» Your goal: Copy out all lines that carry the word "benchmarking".

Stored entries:
• • • • •
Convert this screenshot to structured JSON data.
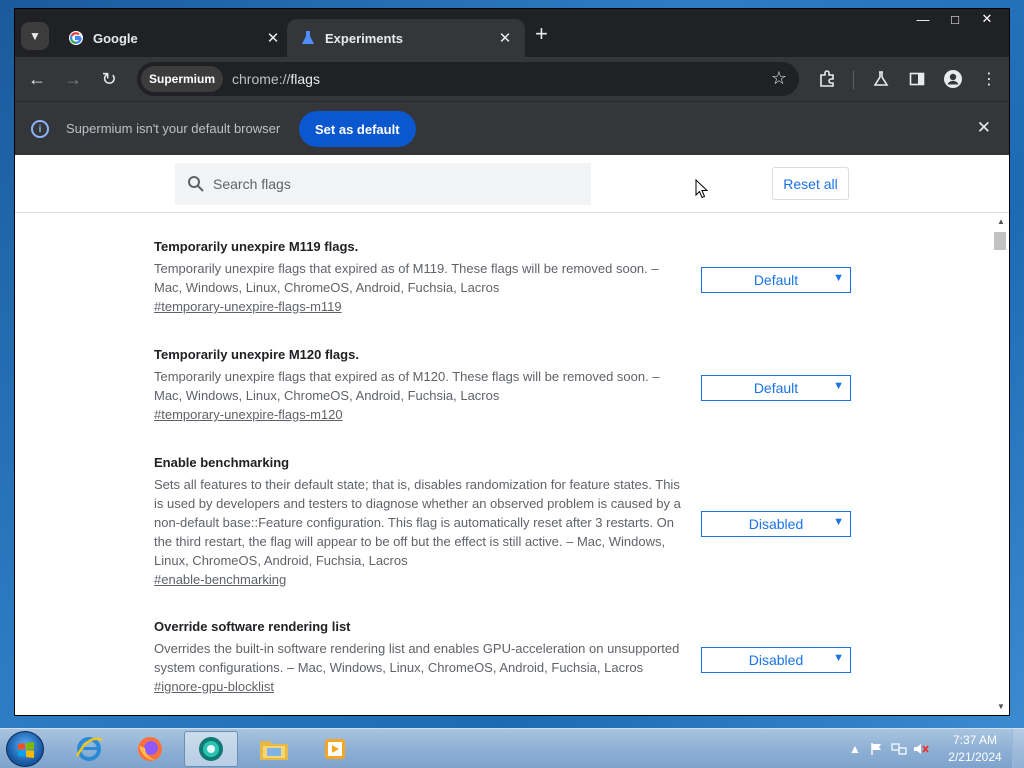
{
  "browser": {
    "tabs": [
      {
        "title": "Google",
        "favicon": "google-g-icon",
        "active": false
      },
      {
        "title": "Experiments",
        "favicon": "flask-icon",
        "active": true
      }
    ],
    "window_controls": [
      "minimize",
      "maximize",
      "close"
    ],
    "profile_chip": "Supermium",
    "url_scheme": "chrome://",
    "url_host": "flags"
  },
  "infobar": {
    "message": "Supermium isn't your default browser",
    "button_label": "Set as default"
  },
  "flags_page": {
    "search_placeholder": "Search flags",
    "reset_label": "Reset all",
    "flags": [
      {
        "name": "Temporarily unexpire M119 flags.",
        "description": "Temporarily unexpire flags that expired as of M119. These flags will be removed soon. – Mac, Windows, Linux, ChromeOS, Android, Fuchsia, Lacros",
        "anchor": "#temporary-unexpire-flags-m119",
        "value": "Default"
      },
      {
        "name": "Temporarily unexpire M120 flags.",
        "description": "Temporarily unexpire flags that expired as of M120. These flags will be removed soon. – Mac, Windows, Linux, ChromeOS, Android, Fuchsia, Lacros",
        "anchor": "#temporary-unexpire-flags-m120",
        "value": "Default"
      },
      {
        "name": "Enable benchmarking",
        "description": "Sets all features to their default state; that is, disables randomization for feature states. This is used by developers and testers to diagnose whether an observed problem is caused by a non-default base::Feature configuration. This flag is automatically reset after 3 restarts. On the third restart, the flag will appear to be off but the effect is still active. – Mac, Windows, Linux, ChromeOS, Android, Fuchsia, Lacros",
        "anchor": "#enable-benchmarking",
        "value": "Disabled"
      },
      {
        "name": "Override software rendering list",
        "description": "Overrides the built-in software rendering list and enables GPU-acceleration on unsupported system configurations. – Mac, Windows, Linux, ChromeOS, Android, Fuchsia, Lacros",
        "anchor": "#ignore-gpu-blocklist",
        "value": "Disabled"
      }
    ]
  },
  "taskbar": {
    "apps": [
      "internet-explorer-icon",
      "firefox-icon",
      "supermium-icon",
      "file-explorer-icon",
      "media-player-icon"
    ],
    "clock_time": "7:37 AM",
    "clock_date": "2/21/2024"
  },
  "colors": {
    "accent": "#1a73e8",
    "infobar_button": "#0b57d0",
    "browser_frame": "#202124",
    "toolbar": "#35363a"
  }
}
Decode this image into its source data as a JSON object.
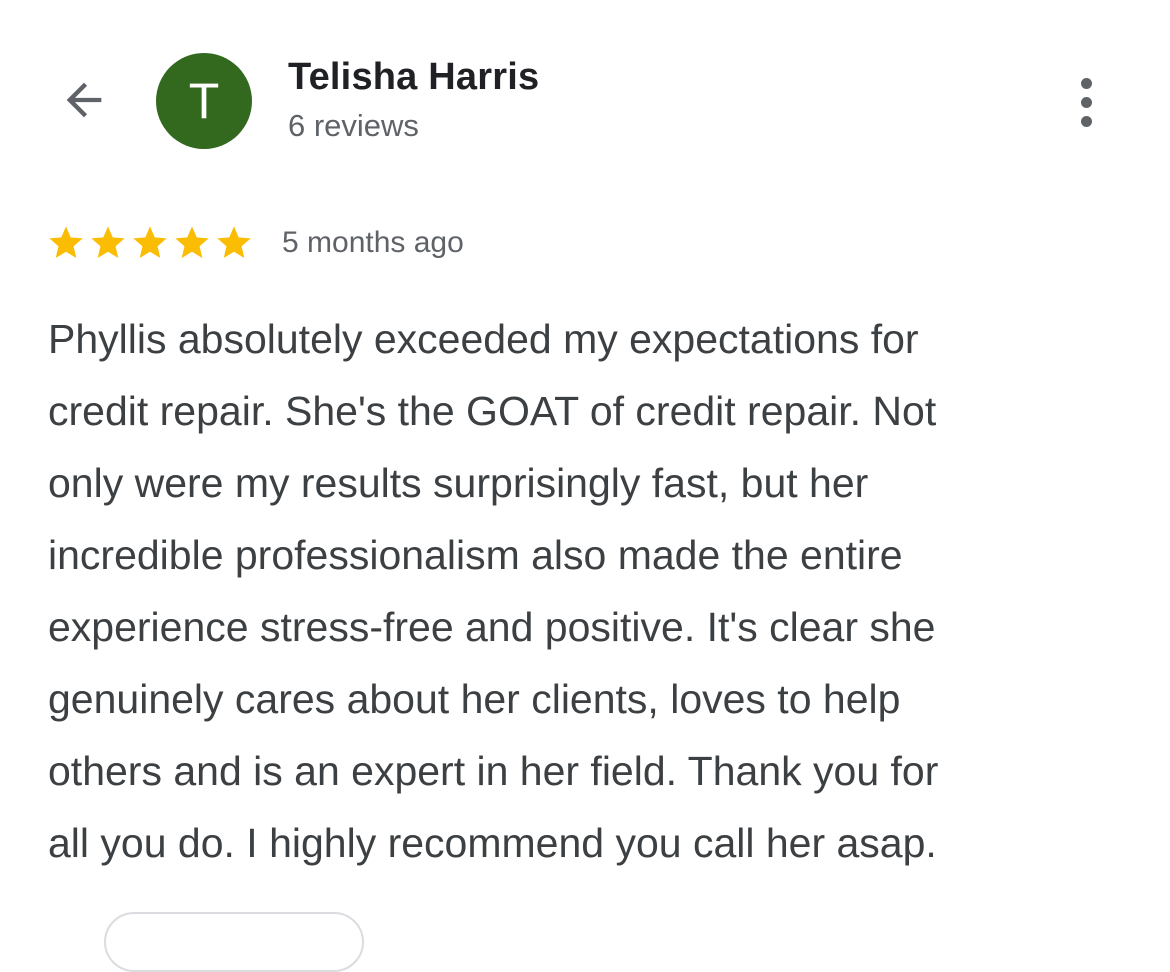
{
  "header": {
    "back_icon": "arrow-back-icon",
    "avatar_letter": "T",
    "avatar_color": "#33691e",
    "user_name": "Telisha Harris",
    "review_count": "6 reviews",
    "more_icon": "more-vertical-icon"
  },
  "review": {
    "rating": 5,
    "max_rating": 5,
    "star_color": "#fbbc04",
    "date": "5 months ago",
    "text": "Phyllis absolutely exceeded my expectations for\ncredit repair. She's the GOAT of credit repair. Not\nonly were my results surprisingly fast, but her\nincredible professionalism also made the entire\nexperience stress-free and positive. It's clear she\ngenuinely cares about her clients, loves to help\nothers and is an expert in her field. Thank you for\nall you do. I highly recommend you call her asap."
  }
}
• • • • •
» Result of the task:
        "name": "Enable benchmarking",
        "anchor": "#enable-benchmarking",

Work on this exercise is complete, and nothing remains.